• **DIRECTION**
Go through the entries below and copy each line containing the word "name".

• **DATA PROVIDED**
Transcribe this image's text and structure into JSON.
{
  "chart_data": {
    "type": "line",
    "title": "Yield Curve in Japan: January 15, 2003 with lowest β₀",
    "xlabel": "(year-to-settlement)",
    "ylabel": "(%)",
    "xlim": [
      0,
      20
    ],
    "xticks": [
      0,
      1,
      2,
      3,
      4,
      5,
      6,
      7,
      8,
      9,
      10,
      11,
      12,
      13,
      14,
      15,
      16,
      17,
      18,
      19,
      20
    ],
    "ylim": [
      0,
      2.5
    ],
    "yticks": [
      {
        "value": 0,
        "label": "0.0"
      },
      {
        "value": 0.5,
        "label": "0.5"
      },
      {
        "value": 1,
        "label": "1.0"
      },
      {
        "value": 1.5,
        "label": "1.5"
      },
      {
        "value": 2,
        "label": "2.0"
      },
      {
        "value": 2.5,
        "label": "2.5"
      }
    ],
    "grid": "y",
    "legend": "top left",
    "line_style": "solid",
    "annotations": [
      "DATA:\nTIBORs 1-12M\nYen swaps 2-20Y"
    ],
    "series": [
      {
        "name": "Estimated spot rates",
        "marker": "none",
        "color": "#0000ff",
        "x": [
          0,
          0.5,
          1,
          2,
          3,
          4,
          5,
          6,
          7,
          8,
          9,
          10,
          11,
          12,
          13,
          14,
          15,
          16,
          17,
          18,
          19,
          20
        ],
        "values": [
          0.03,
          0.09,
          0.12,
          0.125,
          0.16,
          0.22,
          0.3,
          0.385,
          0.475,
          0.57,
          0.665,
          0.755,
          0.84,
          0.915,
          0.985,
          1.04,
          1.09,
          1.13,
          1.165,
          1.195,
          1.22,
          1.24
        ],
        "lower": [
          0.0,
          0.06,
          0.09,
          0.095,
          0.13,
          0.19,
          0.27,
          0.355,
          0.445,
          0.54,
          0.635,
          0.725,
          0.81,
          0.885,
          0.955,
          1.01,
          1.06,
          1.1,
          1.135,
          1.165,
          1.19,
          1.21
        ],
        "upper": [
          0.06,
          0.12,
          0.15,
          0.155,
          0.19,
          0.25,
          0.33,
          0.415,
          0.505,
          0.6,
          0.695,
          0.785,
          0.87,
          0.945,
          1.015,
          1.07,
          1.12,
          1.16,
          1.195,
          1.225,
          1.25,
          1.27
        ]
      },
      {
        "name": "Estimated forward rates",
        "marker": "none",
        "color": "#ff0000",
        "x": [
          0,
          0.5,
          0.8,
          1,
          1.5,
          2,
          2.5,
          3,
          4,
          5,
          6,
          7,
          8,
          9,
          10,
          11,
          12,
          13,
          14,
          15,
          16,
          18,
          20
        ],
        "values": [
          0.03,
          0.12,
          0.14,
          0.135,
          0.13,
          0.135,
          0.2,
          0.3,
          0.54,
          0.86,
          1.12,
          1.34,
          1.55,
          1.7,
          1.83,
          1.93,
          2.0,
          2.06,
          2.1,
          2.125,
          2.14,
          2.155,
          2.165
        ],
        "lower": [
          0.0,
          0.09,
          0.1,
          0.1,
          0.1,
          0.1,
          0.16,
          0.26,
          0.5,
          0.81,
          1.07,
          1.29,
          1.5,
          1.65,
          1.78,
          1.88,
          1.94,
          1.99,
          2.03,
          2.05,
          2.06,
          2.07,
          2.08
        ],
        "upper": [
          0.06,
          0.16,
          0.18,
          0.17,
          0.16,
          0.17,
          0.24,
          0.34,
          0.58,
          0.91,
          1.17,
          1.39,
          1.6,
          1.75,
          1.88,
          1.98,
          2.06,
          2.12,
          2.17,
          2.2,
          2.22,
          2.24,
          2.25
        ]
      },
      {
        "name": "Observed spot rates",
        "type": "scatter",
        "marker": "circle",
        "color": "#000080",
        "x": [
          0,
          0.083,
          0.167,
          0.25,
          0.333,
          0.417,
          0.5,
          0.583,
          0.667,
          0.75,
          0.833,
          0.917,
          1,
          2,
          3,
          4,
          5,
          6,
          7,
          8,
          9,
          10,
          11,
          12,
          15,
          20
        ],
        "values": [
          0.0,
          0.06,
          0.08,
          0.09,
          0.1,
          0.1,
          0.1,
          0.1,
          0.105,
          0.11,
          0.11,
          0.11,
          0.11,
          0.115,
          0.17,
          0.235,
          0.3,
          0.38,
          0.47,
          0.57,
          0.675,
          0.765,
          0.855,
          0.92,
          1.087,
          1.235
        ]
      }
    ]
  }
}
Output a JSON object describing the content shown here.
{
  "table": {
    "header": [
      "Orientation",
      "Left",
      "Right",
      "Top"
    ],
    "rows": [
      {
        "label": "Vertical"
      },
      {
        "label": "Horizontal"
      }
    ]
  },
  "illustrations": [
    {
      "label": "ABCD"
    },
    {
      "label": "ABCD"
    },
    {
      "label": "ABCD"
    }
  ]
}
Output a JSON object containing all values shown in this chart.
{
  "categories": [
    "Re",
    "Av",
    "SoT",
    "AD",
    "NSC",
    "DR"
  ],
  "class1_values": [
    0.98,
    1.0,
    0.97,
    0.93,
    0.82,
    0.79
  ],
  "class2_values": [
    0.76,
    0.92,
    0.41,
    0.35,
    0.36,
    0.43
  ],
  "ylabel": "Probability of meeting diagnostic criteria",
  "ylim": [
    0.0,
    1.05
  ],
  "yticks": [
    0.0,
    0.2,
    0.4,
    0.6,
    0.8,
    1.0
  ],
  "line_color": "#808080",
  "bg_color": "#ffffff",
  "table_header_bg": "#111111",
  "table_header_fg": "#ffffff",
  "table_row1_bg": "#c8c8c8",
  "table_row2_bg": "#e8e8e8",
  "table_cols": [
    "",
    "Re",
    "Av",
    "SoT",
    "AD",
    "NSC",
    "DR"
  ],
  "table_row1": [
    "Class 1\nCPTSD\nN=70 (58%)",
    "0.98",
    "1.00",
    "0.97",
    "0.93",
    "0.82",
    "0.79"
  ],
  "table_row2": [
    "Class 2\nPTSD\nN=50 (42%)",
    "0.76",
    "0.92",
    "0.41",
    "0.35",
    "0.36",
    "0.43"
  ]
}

• **SOLUTION TO THIS EXERCISE**
        "name": "Estimated spot rates",
        "name": "Estimated forward rates",
        "name": "Observed spot rates",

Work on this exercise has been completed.